▼

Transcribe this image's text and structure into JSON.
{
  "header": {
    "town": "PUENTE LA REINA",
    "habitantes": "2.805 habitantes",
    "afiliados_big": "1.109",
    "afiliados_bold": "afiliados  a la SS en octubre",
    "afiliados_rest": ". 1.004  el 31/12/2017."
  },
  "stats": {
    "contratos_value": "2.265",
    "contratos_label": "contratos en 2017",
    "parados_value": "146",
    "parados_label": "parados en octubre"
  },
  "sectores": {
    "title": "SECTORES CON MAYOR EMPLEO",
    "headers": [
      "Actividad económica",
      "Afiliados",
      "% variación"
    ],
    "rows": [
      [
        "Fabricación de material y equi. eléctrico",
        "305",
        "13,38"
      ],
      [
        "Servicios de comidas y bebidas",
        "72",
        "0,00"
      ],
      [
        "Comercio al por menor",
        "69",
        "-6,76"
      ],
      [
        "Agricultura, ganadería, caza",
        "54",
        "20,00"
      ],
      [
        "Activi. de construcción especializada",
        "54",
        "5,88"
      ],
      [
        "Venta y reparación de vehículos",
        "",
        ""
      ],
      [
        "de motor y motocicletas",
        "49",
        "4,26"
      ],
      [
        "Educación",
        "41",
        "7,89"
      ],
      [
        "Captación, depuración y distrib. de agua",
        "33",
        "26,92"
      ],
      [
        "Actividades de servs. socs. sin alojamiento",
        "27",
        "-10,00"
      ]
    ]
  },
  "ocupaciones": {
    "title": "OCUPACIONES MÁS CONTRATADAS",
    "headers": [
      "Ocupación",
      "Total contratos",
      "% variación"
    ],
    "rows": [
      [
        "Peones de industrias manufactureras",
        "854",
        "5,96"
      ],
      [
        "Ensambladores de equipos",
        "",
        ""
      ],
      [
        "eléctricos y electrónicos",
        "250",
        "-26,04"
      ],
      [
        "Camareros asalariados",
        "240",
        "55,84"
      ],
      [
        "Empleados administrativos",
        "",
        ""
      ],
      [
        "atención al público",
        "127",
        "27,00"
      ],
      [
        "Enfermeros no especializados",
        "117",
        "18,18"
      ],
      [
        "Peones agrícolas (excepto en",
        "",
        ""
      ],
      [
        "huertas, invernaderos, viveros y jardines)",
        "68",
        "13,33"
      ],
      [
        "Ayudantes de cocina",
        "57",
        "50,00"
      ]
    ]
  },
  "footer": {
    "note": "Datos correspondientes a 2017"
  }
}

▲

▶ What you should do:
Pull out every line in the data above that has the word "Peones".

▶ Solved problem:
        "Peones de industrias manufactureras",
        "Peones agrícolas (excepto en",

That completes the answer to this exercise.